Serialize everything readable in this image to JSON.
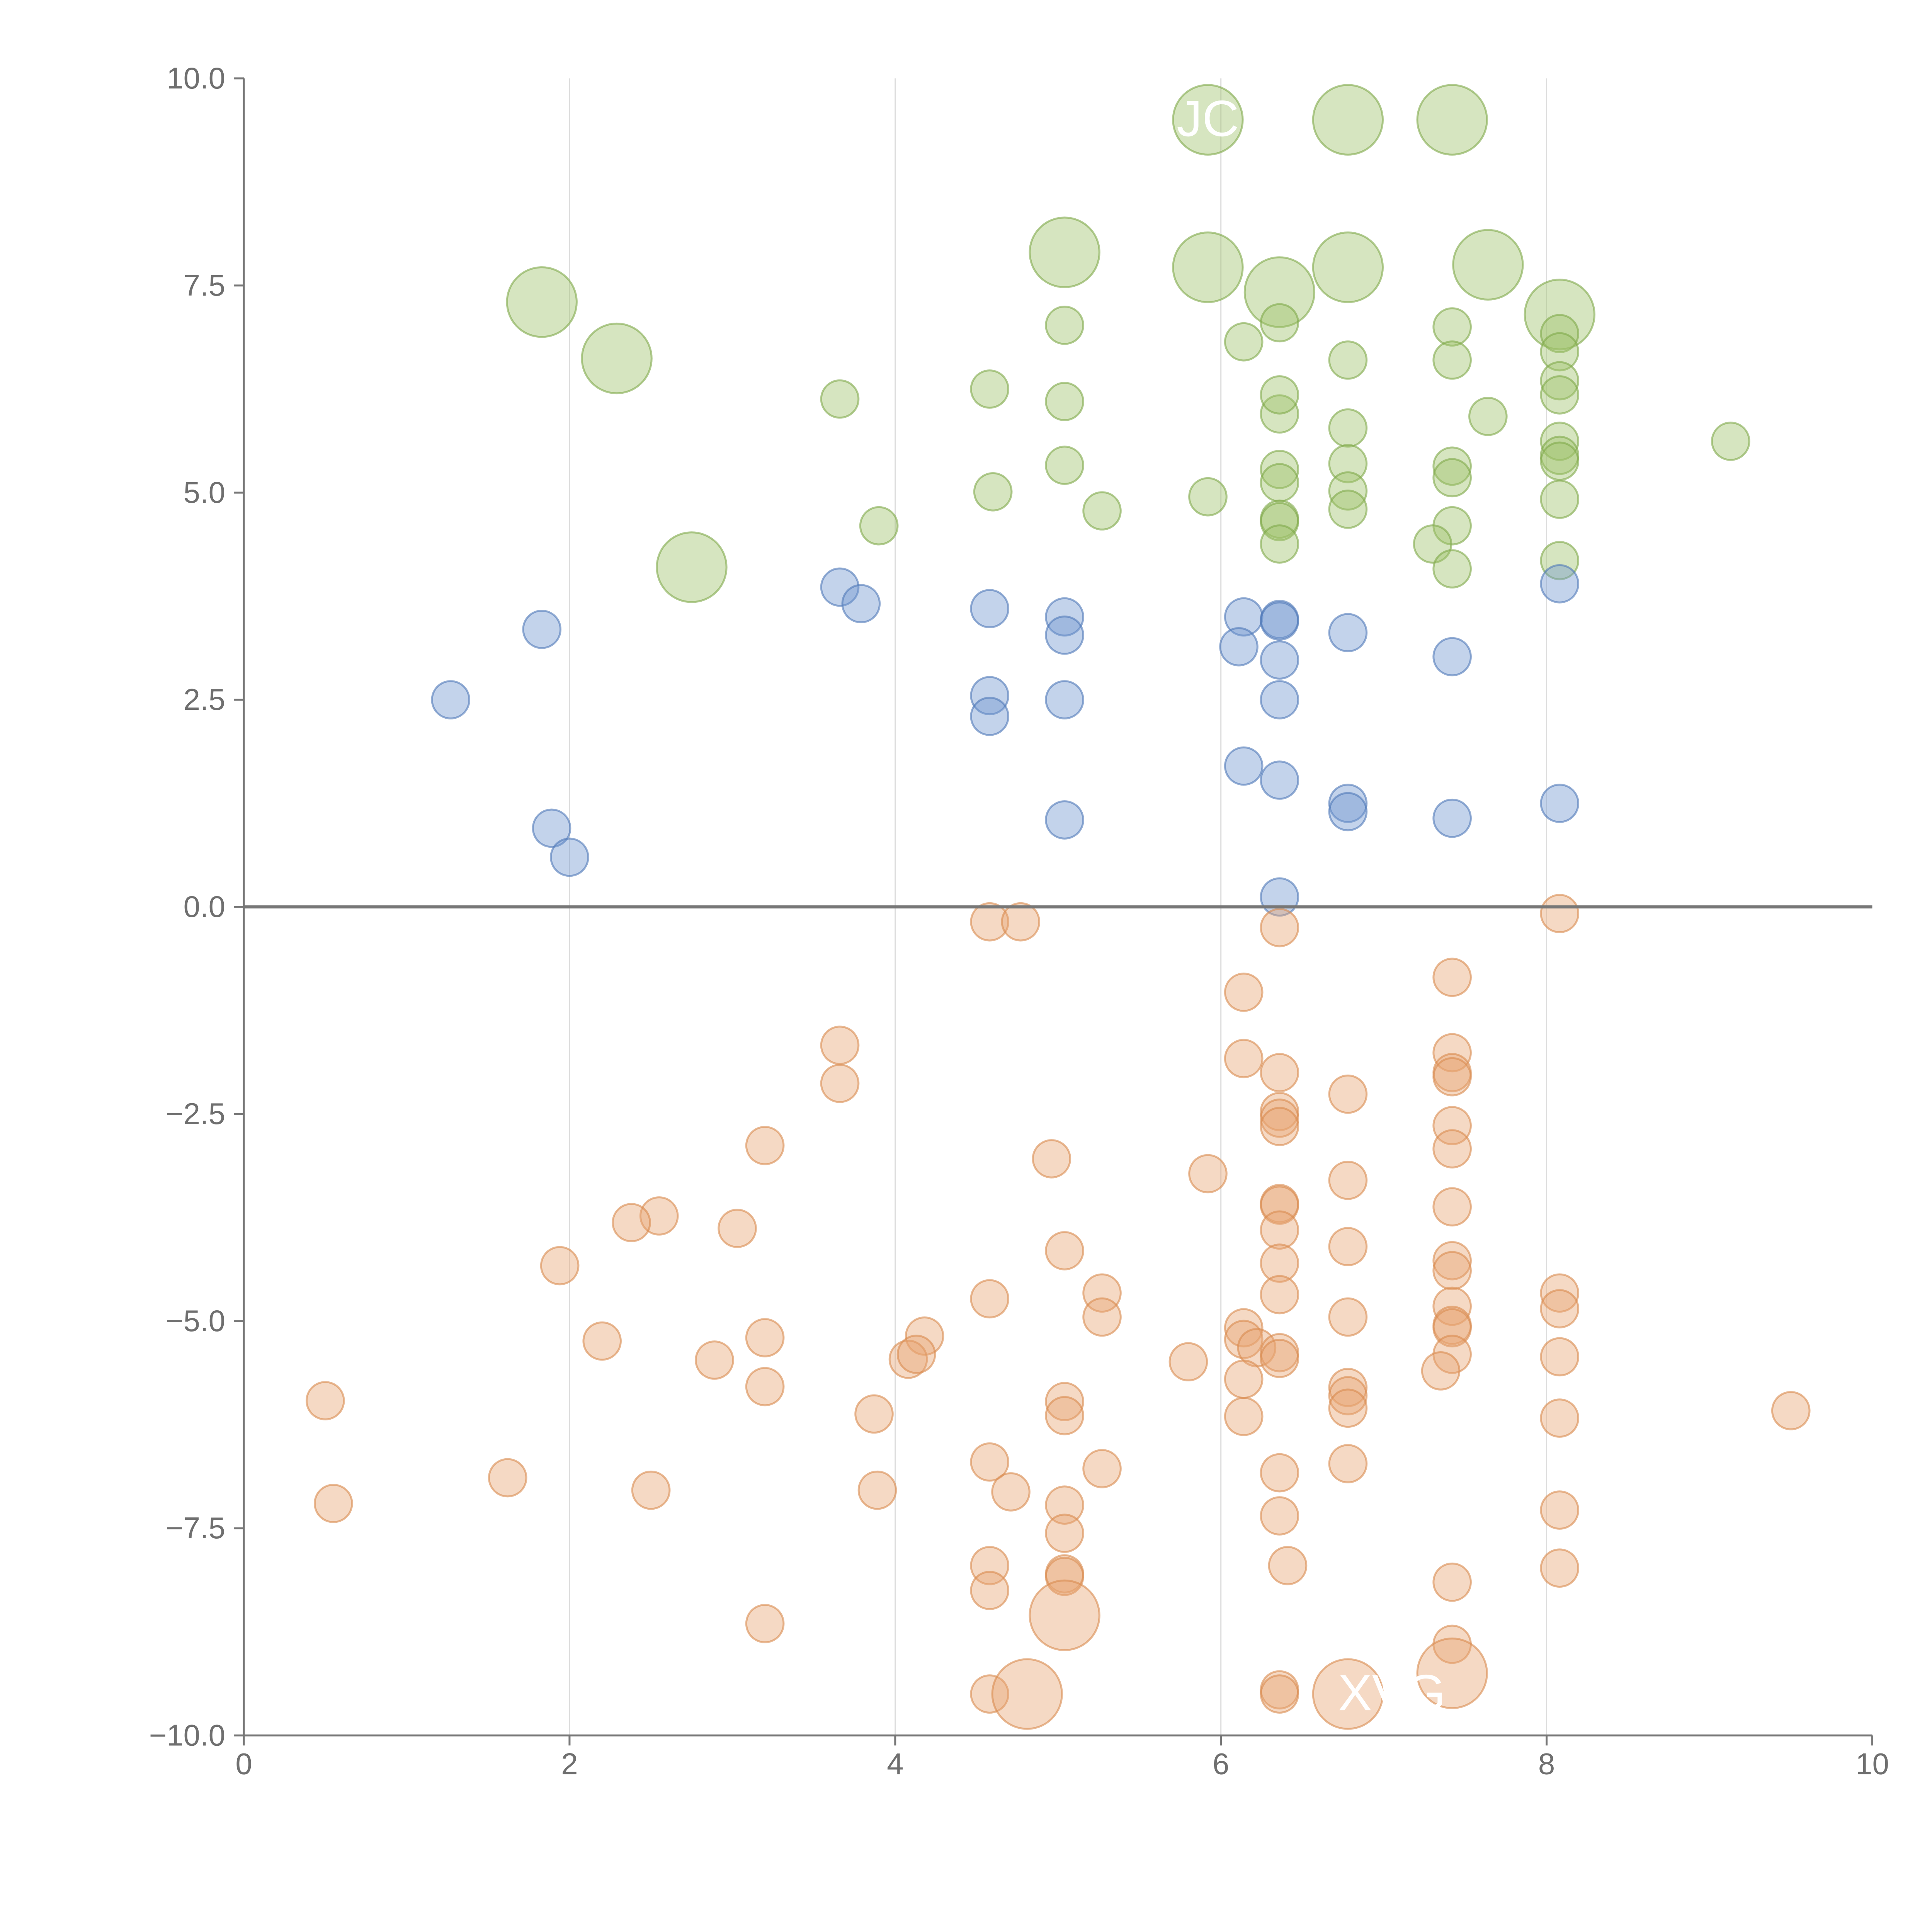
{
  "chart_data": {
    "type": "scatter",
    "title": "",
    "xlabel": "",
    "ylabel": "",
    "xlim": [
      0,
      10
    ],
    "ylim": [
      -10,
      10
    ],
    "x_ticks": [
      0,
      2,
      4,
      6,
      8,
      10
    ],
    "y_ticks": [
      10,
      7.5,
      5,
      2.5,
      0,
      -2.5,
      -5,
      -7.5,
      -10
    ],
    "x_tick_labels": [
      "0",
      "2",
      "4",
      "6",
      "8",
      "10"
    ],
    "y_tick_labels": [
      "10.0",
      "7.5",
      "5.0",
      "2.5",
      "0.0",
      "−2.5",
      "−5.0",
      "−7.5",
      "−10.0"
    ],
    "vertical_gridlines": [
      2,
      4,
      6,
      8
    ],
    "zero_line": 0,
    "legend": "none",
    "series": [
      {
        "name": "green",
        "color": "#9dc26a",
        "stroke": "#7fa84a",
        "points": [
          [
            5.92,
            9.5
          ],
          [
            6.78,
            9.5
          ],
          [
            7.42,
            9.5
          ],
          [
            5.04,
            7.9
          ],
          [
            5.92,
            7.72
          ],
          [
            6.78,
            7.72
          ],
          [
            7.64,
            7.75
          ],
          [
            6.36,
            7.42
          ],
          [
            8.08,
            7.15
          ],
          [
            1.83,
            7.3
          ],
          [
            2.29,
            6.62
          ],
          [
            2.75,
            4.1
          ],
          [
            5.04,
            7.02
          ],
          [
            6.14,
            6.82
          ],
          [
            6.36,
            7.05
          ],
          [
            6.78,
            6.6
          ],
          [
            7.42,
            7.0
          ],
          [
            7.42,
            6.6
          ],
          [
            8.08,
            6.92
          ],
          [
            8.08,
            6.7
          ],
          [
            8.08,
            6.35
          ],
          [
            8.08,
            6.18
          ],
          [
            7.64,
            5.92
          ],
          [
            6.36,
            5.95
          ],
          [
            3.66,
            6.13
          ],
          [
            4.58,
            6.25
          ],
          [
            5.04,
            6.1
          ],
          [
            6.36,
            6.18
          ],
          [
            6.78,
            5.78
          ],
          [
            6.78,
            5.35
          ],
          [
            7.42,
            5.32
          ],
          [
            7.42,
            5.18
          ],
          [
            8.08,
            5.62
          ],
          [
            8.08,
            5.45
          ],
          [
            8.08,
            5.38
          ],
          [
            9.13,
            5.62
          ],
          [
            5.04,
            5.33
          ],
          [
            6.36,
            5.28
          ],
          [
            6.36,
            5.12
          ],
          [
            6.78,
            5.02
          ],
          [
            4.6,
            5.01
          ],
          [
            5.92,
            4.95
          ],
          [
            8.08,
            4.92
          ],
          [
            5.27,
            4.78
          ],
          [
            6.78,
            4.8
          ],
          [
            6.36,
            4.68
          ],
          [
            6.36,
            4.65
          ],
          [
            3.9,
            4.6
          ],
          [
            7.42,
            4.6
          ],
          [
            6.36,
            4.38
          ],
          [
            7.3,
            4.38
          ],
          [
            8.08,
            4.18
          ],
          [
            7.42,
            4.08
          ]
        ],
        "sizes": [
          "large",
          "large",
          "large",
          "large",
          "large",
          "large",
          "large",
          "large",
          "large",
          "large",
          "large",
          "large",
          "small",
          "small",
          "small",
          "small",
          "small",
          "small",
          "small",
          "small",
          "small",
          "small",
          "small",
          "small",
          "small",
          "small",
          "small",
          "small",
          "small",
          "small",
          "small",
          "small",
          "small",
          "small",
          "small",
          "small",
          "small",
          "small",
          "small",
          "small",
          "small",
          "small",
          "small",
          "small",
          "small",
          "small",
          "small",
          "small",
          "small",
          "small",
          "small",
          "small",
          "small"
        ]
      },
      {
        "name": "blue",
        "color": "#7196cf",
        "stroke": "#4f78b8",
        "points": [
          [
            1.27,
            2.5
          ],
          [
            1.83,
            3.35
          ],
          [
            1.89,
            0.95
          ],
          [
            2.0,
            0.6
          ],
          [
            3.66,
            3.86
          ],
          [
            3.79,
            3.66
          ],
          [
            4.58,
            3.6
          ],
          [
            4.58,
            2.55
          ],
          [
            4.58,
            2.3
          ],
          [
            5.04,
            3.5
          ],
          [
            5.04,
            3.28
          ],
          [
            5.04,
            2.5
          ],
          [
            5.04,
            1.05
          ],
          [
            6.14,
            3.5
          ],
          [
            6.11,
            3.14
          ],
          [
            6.36,
            3.47
          ],
          [
            6.36,
            3.45
          ],
          [
            6.36,
            2.98
          ],
          [
            6.36,
            2.5
          ],
          [
            6.14,
            1.7
          ],
          [
            6.36,
            1.53
          ],
          [
            6.36,
            0.12
          ],
          [
            6.78,
            3.31
          ],
          [
            6.78,
            1.25
          ],
          [
            6.78,
            1.15
          ],
          [
            7.42,
            3.02
          ],
          [
            7.42,
            1.07
          ],
          [
            8.08,
            3.9
          ],
          [
            8.08,
            1.25
          ]
        ],
        "sizes": "small"
      },
      {
        "name": "orange",
        "color": "#e8a472",
        "stroke": "#d98a4f",
        "points": [
          [
            4.58,
            -0.18
          ],
          [
            4.77,
            -0.18
          ],
          [
            6.36,
            -0.25
          ],
          [
            8.08,
            -0.08
          ],
          [
            7.42,
            -0.85
          ],
          [
            6.14,
            -1.03
          ],
          [
            3.66,
            -1.67
          ],
          [
            3.66,
            -2.13
          ],
          [
            6.14,
            -1.83
          ],
          [
            6.36,
            -2.0
          ],
          [
            7.42,
            -1.76
          ],
          [
            7.42,
            -2.0
          ],
          [
            7.42,
            -2.05
          ],
          [
            6.78,
            -2.26
          ],
          [
            6.36,
            -2.47
          ],
          [
            6.36,
            -2.55
          ],
          [
            6.36,
            -2.65
          ],
          [
            7.42,
            -2.64
          ],
          [
            3.2,
            -2.88
          ],
          [
            7.42,
            -2.92
          ],
          [
            4.96,
            -3.04
          ],
          [
            5.92,
            -3.22
          ],
          [
            6.78,
            -3.3
          ],
          [
            2.55,
            -3.73
          ],
          [
            2.38,
            -3.81
          ],
          [
            3.03,
            -3.88
          ],
          [
            6.36,
            -3.58
          ],
          [
            6.36,
            -3.6
          ],
          [
            7.42,
            -3.62
          ],
          [
            6.36,
            -3.9
          ],
          [
            6.78,
            -4.1
          ],
          [
            5.04,
            -4.15
          ],
          [
            1.94,
            -4.33
          ],
          [
            6.36,
            -4.3
          ],
          [
            7.42,
            -4.27
          ],
          [
            7.42,
            -4.39
          ],
          [
            5.27,
            -4.66
          ],
          [
            4.58,
            -4.73
          ],
          [
            6.36,
            -4.68
          ],
          [
            8.08,
            -4.66
          ],
          [
            8.08,
            -4.85
          ],
          [
            7.42,
            -4.82
          ],
          [
            6.78,
            -4.95
          ],
          [
            5.27,
            -4.95
          ],
          [
            2.2,
            -5.24
          ],
          [
            3.2,
            -5.2
          ],
          [
            4.18,
            -5.18
          ],
          [
            6.14,
            -5.08
          ],
          [
            6.14,
            -5.22
          ],
          [
            6.22,
            -5.32
          ],
          [
            7.42,
            -5.05
          ],
          [
            7.42,
            -5.08
          ],
          [
            4.08,
            -5.46
          ],
          [
            4.13,
            -5.4
          ],
          [
            2.89,
            -5.47
          ],
          [
            5.8,
            -5.49
          ],
          [
            6.36,
            -5.38
          ],
          [
            6.36,
            -5.45
          ],
          [
            7.42,
            -5.4
          ],
          [
            8.08,
            -5.43
          ],
          [
            7.35,
            -5.6
          ],
          [
            6.14,
            -5.7
          ],
          [
            3.2,
            -5.79
          ],
          [
            6.78,
            -5.8
          ],
          [
            6.78,
            -5.9
          ],
          [
            0.5,
            -5.96
          ],
          [
            5.04,
            -5.97
          ],
          [
            6.78,
            -6.05
          ],
          [
            5.04,
            -6.14
          ],
          [
            3.87,
            -6.12
          ],
          [
            6.14,
            -6.15
          ],
          [
            8.08,
            -6.17
          ],
          [
            9.5,
            -6.08
          ],
          [
            4.58,
            -6.7
          ],
          [
            5.27,
            -6.78
          ],
          [
            6.78,
            -6.72
          ],
          [
            6.36,
            -6.83
          ],
          [
            1.62,
            -6.89
          ],
          [
            0.55,
            -7.2
          ],
          [
            2.5,
            -7.04
          ],
          [
            3.89,
            -7.04
          ],
          [
            4.71,
            -7.06
          ],
          [
            5.04,
            -7.22
          ],
          [
            6.36,
            -7.35
          ],
          [
            8.08,
            -7.28
          ],
          [
            5.04,
            -7.56
          ],
          [
            4.58,
            -7.95
          ],
          [
            6.41,
            -7.95
          ],
          [
            8.08,
            -7.98
          ],
          [
            5.04,
            -8.05
          ],
          [
            5.04,
            -8.08
          ],
          [
            4.58,
            -8.25
          ],
          [
            7.42,
            -8.15
          ],
          [
            7.42,
            -8.9
          ],
          [
            4.58,
            -9.5
          ],
          [
            6.36,
            -9.45
          ],
          [
            6.36,
            -9.5
          ],
          [
            3.2,
            -8.65
          ],
          [
            5.04,
            -8.55
          ],
          [
            4.81,
            -9.5
          ],
          [
            6.78,
            -9.5
          ],
          [
            7.42,
            -9.25
          ]
        ],
        "large_from_index": 98
      }
    ],
    "bubble_labels": [
      {
        "text": "JC",
        "x": 5.92,
        "y": 9.5
      },
      {
        "text": "XVG",
        "x": 7.05,
        "y": -9.5
      }
    ]
  }
}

--------

Do this
Report all lines of the data that include the word "color".

Solved problem
        "color": "#9dc26a",
        "color": "#7196cf",
        "color": "#e8a472",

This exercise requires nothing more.